START Records for the exercise

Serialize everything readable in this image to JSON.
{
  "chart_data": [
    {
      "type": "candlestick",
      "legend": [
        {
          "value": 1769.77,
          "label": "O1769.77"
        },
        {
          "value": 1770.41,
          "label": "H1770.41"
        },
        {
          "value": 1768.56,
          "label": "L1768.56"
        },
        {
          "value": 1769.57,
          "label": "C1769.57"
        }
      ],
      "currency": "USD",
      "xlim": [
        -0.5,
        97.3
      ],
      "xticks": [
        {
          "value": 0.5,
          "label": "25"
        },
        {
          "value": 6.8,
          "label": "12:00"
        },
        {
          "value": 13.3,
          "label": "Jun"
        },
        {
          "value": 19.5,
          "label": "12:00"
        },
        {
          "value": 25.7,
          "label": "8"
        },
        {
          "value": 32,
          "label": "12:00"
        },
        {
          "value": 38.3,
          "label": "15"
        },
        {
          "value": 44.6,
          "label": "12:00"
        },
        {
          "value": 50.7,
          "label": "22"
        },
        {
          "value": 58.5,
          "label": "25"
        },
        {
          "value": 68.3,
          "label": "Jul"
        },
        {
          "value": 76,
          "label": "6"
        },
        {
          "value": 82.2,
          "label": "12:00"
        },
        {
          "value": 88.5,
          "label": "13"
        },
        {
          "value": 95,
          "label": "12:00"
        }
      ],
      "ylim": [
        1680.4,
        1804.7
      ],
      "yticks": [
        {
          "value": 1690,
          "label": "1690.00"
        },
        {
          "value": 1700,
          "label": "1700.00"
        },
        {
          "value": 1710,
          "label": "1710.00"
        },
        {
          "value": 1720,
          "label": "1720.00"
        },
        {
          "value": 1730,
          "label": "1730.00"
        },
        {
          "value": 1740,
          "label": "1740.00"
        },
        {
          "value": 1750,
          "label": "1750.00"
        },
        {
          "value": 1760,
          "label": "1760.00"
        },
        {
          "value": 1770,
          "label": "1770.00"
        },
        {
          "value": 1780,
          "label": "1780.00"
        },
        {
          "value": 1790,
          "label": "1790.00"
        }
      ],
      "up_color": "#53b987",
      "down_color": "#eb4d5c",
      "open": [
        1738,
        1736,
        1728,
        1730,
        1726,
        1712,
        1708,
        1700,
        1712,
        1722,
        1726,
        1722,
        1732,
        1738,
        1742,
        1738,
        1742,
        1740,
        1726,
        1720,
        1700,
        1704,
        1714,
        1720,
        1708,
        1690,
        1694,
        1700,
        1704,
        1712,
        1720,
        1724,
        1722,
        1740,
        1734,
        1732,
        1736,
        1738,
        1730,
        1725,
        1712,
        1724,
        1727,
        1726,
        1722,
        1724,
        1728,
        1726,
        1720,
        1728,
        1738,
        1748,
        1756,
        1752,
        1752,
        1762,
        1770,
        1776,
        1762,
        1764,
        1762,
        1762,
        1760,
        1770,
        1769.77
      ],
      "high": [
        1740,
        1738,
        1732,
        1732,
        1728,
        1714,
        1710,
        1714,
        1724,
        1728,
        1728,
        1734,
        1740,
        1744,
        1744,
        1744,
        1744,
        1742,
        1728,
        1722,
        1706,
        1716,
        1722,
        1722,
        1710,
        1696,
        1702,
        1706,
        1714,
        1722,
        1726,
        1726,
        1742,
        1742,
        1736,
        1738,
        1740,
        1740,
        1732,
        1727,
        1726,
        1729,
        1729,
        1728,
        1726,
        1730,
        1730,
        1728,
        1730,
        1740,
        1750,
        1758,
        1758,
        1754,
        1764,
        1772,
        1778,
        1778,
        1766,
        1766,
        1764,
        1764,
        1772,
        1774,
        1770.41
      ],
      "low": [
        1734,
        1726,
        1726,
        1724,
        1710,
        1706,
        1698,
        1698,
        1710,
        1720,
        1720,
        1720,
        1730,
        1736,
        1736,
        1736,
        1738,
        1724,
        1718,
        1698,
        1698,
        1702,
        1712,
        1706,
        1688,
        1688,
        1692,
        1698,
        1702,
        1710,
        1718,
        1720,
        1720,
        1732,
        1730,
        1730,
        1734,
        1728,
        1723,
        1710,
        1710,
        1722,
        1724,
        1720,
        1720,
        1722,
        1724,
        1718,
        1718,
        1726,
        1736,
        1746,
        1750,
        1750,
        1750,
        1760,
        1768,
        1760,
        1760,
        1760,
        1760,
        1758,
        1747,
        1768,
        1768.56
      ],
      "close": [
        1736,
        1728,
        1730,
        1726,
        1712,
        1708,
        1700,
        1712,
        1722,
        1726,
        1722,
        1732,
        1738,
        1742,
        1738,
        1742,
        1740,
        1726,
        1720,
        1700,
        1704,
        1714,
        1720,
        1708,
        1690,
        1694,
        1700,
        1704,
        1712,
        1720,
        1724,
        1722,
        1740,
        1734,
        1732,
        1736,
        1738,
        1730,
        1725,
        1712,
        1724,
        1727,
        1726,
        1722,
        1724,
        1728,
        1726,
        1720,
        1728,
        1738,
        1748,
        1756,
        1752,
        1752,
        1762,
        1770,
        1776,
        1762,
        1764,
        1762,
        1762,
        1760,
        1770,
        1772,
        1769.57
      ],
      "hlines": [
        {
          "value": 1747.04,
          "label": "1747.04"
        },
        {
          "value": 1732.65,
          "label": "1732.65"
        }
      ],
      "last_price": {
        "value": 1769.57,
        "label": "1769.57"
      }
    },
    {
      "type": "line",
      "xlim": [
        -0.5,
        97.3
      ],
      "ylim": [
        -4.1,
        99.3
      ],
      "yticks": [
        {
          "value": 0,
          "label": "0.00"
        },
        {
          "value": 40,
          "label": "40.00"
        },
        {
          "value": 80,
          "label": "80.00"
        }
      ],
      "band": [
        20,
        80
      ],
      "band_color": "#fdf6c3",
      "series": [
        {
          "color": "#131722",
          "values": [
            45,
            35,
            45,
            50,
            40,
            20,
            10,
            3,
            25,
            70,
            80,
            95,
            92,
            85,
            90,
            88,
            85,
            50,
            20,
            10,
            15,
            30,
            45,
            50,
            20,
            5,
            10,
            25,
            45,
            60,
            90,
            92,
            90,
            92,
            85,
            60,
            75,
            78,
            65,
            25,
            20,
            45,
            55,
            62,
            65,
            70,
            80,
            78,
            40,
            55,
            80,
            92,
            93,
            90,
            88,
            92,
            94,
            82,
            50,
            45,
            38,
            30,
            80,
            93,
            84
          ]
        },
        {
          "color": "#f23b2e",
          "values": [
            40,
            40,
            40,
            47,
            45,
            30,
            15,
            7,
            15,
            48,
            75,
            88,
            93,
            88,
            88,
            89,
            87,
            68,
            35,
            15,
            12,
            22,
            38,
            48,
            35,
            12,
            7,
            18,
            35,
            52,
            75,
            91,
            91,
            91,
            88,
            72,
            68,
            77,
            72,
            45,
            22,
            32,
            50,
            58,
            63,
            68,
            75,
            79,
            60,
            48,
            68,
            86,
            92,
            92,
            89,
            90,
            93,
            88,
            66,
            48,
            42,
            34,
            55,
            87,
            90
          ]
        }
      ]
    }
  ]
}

END Records for the exercise

Set task -
Could you reproduce every record above exactly as it appears?

Problem solution -
Serialize everything readable in this image to JSON.
{
  "chart_data": [
    {
      "type": "candlestick",
      "legend": [
        {
          "value": 1769.77,
          "label": "O1769.77"
        },
        {
          "value": 1770.41,
          "label": "H1770.41"
        },
        {
          "value": 1768.56,
          "label": "L1768.56"
        },
        {
          "value": 1769.57,
          "label": "C1769.57"
        }
      ],
      "currency": "USD",
      "xlim": [
        -0.5,
        97.3
      ],
      "xticks": [
        {
          "value": 0.5,
          "label": "25"
        },
        {
          "value": 6.8,
          "label": "12:00"
        },
        {
          "value": 13.3,
          "label": "Jun"
        },
        {
          "value": 19.5,
          "label": "12:00"
        },
        {
          "value": 25.7,
          "label": "8"
        },
        {
          "value": 32,
          "label": "12:00"
        },
        {
          "value": 38.3,
          "label": "15"
        },
        {
          "value": 44.6,
          "label": "12:00"
        },
        {
          "value": 50.7,
          "label": "22"
        },
        {
          "value": 58.5,
          "label": "25"
        },
        {
          "value": 68.3,
          "label": "Jul"
        },
        {
          "value": 76,
          "label": "6"
        },
        {
          "value": 82.2,
          "label": "12:00"
        },
        {
          "value": 88.5,
          "label": "13"
        },
        {
          "value": 95,
          "label": "12:00"
        }
      ],
      "ylim": [
        1680.4,
        1804.7
      ],
      "yticks": [
        {
          "value": 1690,
          "label": "1690.00"
        },
        {
          "value": 1700,
          "label": "1700.00"
        },
        {
          "value": 1710,
          "label": "1710.00"
        },
        {
          "value": 1720,
          "label": "1720.00"
        },
        {
          "value": 1730,
          "label": "1730.00"
        },
        {
          "value": 1740,
          "label": "1740.00"
        },
        {
          "value": 1750,
          "label": "1750.00"
        },
        {
          "value": 1760,
          "label": "1760.00"
        },
        {
          "value": 1770,
          "label": "1770.00"
        },
        {
          "value": 1780,
          "label": "1780.00"
        },
        {
          "value": 1790,
          "label": "1790.00"
        }
      ],
      "up_color": "#53b987",
      "down_color": "#eb4d5c",
      "open": [
        1738,
        1736,
        1728,
        1730,
        1726,
        1712,
        1708,
        1700,
        1712,
        1722,
        1726,
        1722,
        1732,
        1738,
        1742,
        1738,
        1742,
        1740,
        1726,
        1720,
        1700,
        1704,
        1714,
        1720,
        1708,
        1690,
        1694,
        1700,
        1704,
        1712,
        1720,
        1724,
        1722,
        1740,
        1734,
        1732,
        1736,
        1738,
        1730,
        1725,
        1712,
        1724,
        1727,
        1726,
        1722,
        1724,
        1728,
        1726,
        1720,
        1728,
        1738,
        1748,
        1756,
        1752,
        1752,
        1762,
        1770,
        1776,
        1762,
        1764,
        1762,
        1762,
        1760,
        1770,
        1769.77
      ],
      "high": [
        1740,
        1738,
        1732,
        1732,
        1728,
        1714,
        1710,
        1714,
        1724,
        1728,
        1728,
        1734,
        1740,
        1744,
        1744,
        1744,
        1744,
        1742,
        1728,
        1722,
        1706,
        1716,
        1722,
        1722,
        1710,
        1696,
        1702,
        1706,
        1714,
        1722,
        1726,
        1726,
        1742,
        1742,
        1736,
        1738,
        1740,
        1740,
        1732,
        1727,
        1726,
        1729,
        1729,
        1728,
        1726,
        1730,
        1730,
        1728,
        1730,
        1740,
        1750,
        1758,
        1758,
        1754,
        1764,
        1772,
        1778,
        1778,
        1766,
        1766,
        1764,
        1764,
        1772,
        1774,
        1770.41
      ],
      "low": [
        1734,
        1726,
        1726,
        1724,
        1710,
        1706,
        1698,
        1698,
        1710,
        1720,
        1720,
        1720,
        1730,
        1736,
        1736,
        1736,
        1738,
        1724,
        1718,
        1698,
        1698,
        1702,
        1712,
        1706,
        1688,
        1688,
        1692,
        1698,
        1702,
        1710,
        1718,
        1720,
        1720,
        1732,
        1730,
        1730,
        1734,
        1728,
        1723,
        1710,
        1710,
        1722,
        1724,
        1720,
        1720,
        1722,
        1724,
        1718,
        1718,
        1726,
        1736,
        1746,
        1750,
        1750,
        1750,
        1760,
        1768,
        1760,
        1760,
        1760,
        1760,
        1758,
        1747,
        1768,
        1768.56
      ],
      "close": [
        1736,
        1728,
        1730,
        1726,
        1712,
        1708,
        1700,
        1712,
        1722,
        1726,
        1722,
        1732,
        1738,
        1742,
        1738,
        1742,
        1740,
        1726,
        1720,
        1700,
        1704,
        1714,
        1720,
        1708,
        1690,
        1694,
        1700,
        1704,
        1712,
        1720,
        1724,
        1722,
        1740,
        1734,
        1732,
        1736,
        1738,
        1730,
        1725,
        1712,
        1724,
        1727,
        1726,
        1722,
        1724,
        1728,
        1726,
        1720,
        1728,
        1738,
        1748,
        1756,
        1752,
        1752,
        1762,
        1770,
        1776,
        1762,
        1764,
        1762,
        1762,
        1760,
        1770,
        1772,
        1769.57
      ],
      "hlines": [
        {
          "value": 1747.04,
          "label": "1747.04"
        },
        {
          "value": 1732.65,
          "label": "1732.65"
        }
      ],
      "last_price": {
        "value": 1769.57,
        "label": "1769.57"
      }
    },
    {
      "type": "line",
      "xlim": [
        -0.5,
        97.3
      ],
      "ylim": [
        -4.1,
        99.3
      ],
      "yticks": [
        {
          "value": 0,
          "label": "0.00"
        },
        {
          "value": 40,
          "label": "40.00"
        },
        {
          "value": 80,
          "label": "80.00"
        }
      ],
      "band": [
        20,
        80
      ],
      "band_color": "#fdf6c3",
      "series": [
        {
          "color": "#131722",
          "values": [
            45,
            35,
            45,
            50,
            40,
            20,
            10,
            3,
            25,
            70,
            80,
            95,
            92,
            85,
            90,
            88,
            85,
            50,
            20,
            10,
            15,
            30,
            45,
            50,
            20,
            5,
            10,
            25,
            45,
            60,
            90,
            92,
            90,
            92,
            85,
            60,
            75,
            78,
            65,
            25,
            20,
            45,
            55,
            62,
            65,
            70,
            80,
            78,
            40,
            55,
            80,
            92,
            93,
            90,
            88,
            92,
            94,
            82,
            50,
            45,
            38,
            30,
            80,
            93,
            84
          ]
        },
        {
          "color": "#f23b2e",
          "values": [
            40,
            40,
            40,
            47,
            45,
            30,
            15,
            7,
            15,
            48,
            75,
            88,
            93,
            88,
            88,
            89,
            87,
            68,
            35,
            15,
            12,
            22,
            38,
            48,
            35,
            12,
            7,
            18,
            35,
            52,
            75,
            91,
            91,
            91,
            88,
            72,
            68,
            77,
            72,
            45,
            22,
            32,
            50,
            58,
            63,
            68,
            75,
            79,
            60,
            48,
            68,
            86,
            92,
            92,
            89,
            90,
            93,
            88,
            66,
            48,
            42,
            34,
            55,
            87,
            90
          ]
        }
      ]
    }
  ]
}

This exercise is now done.